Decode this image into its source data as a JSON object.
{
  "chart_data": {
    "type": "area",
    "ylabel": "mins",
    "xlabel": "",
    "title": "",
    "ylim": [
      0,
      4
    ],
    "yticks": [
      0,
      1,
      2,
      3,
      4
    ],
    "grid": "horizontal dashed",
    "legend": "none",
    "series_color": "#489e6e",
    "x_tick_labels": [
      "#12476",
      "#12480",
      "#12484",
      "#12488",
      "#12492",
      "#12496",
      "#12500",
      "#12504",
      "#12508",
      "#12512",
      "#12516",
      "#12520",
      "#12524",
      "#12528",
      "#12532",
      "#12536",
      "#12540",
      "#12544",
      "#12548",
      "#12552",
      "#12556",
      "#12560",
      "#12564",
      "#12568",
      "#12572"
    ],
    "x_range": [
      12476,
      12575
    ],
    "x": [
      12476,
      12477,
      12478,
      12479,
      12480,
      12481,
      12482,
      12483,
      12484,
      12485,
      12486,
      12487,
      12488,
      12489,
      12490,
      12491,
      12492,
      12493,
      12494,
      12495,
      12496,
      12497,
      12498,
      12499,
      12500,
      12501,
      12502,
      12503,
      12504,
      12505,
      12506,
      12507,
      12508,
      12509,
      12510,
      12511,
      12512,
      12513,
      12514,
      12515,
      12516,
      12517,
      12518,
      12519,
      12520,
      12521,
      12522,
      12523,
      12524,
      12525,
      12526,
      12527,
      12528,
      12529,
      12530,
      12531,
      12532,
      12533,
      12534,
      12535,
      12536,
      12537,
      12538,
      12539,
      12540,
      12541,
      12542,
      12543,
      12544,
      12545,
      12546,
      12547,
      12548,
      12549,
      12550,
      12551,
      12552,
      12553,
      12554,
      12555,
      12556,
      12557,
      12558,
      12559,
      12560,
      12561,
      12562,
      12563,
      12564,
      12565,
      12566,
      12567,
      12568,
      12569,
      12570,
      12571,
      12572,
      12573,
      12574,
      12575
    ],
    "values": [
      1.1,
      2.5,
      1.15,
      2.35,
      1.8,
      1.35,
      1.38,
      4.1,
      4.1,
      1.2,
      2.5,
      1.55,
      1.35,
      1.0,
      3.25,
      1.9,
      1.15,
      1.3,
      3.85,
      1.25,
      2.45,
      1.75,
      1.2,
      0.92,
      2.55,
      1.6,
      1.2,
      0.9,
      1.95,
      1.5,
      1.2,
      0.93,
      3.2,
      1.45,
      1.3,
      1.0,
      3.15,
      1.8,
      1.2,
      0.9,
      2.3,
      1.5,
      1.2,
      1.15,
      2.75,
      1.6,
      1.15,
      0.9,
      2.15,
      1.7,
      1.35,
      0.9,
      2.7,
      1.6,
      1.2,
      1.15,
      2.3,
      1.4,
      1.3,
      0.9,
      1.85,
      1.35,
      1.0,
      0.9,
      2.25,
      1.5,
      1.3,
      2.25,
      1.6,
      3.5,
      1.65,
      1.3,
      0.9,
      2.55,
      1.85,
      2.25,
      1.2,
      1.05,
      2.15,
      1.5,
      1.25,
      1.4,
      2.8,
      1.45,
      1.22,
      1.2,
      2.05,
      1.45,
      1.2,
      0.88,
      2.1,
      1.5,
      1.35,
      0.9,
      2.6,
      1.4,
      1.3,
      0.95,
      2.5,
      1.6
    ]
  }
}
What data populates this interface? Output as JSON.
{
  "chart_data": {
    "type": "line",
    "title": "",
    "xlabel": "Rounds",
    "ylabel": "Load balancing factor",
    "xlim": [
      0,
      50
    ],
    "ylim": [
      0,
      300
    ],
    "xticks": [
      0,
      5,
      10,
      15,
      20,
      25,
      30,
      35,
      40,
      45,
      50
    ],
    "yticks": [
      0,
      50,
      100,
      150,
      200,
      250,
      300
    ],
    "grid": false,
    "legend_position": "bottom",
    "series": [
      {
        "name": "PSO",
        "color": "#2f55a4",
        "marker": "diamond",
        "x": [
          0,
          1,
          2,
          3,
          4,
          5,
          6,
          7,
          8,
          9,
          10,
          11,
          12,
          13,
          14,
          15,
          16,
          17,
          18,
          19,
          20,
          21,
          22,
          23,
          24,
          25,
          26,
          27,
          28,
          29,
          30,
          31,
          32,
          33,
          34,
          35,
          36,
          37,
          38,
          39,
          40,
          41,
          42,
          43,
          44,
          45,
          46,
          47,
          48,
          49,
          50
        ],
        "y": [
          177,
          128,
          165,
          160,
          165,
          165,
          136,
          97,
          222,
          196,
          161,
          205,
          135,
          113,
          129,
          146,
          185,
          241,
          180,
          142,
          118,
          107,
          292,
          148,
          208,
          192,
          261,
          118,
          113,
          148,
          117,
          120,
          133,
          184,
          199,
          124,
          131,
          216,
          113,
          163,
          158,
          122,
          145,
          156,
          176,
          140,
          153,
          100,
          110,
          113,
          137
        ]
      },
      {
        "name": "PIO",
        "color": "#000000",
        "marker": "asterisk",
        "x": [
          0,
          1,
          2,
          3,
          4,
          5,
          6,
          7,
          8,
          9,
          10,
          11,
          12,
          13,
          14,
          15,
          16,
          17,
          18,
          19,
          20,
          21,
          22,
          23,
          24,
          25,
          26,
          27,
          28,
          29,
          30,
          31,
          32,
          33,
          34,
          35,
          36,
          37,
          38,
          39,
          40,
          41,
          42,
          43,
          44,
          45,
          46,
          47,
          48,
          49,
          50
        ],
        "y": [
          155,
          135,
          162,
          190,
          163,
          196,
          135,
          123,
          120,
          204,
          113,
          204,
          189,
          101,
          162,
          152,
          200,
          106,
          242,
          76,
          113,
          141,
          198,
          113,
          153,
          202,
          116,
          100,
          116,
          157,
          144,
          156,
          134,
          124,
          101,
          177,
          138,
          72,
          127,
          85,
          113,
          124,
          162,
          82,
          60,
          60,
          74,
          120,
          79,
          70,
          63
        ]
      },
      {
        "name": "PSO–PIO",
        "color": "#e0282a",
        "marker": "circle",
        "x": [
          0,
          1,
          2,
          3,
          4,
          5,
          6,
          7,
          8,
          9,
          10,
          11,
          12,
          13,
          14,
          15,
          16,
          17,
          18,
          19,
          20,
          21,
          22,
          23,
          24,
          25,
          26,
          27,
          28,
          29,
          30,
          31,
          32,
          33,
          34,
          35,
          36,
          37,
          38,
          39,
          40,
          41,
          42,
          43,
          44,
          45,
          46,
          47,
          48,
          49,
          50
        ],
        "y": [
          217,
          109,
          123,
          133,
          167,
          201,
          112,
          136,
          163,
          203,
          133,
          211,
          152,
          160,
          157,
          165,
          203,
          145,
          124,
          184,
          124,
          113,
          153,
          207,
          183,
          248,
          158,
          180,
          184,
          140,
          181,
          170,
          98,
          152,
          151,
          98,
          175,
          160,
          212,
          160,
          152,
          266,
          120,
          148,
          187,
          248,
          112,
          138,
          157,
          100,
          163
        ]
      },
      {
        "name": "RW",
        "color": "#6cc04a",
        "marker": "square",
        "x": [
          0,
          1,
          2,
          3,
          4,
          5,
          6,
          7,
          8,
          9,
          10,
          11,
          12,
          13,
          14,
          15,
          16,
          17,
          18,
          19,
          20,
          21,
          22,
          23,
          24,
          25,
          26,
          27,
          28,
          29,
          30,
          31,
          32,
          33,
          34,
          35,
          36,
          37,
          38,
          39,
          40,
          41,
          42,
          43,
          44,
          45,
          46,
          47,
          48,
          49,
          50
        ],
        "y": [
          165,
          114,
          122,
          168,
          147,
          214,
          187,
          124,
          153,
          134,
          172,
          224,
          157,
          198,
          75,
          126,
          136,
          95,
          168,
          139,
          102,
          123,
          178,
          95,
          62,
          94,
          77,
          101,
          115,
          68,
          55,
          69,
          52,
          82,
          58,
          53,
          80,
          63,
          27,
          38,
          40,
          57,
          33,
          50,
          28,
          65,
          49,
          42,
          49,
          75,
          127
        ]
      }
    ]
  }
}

**********

> Brief
Which lines in the listing above hold the word "ylabel"? Show each of them.

> Response to the exercise
    "ylabel": "mins",
    "ylabel": "Load balancing factor",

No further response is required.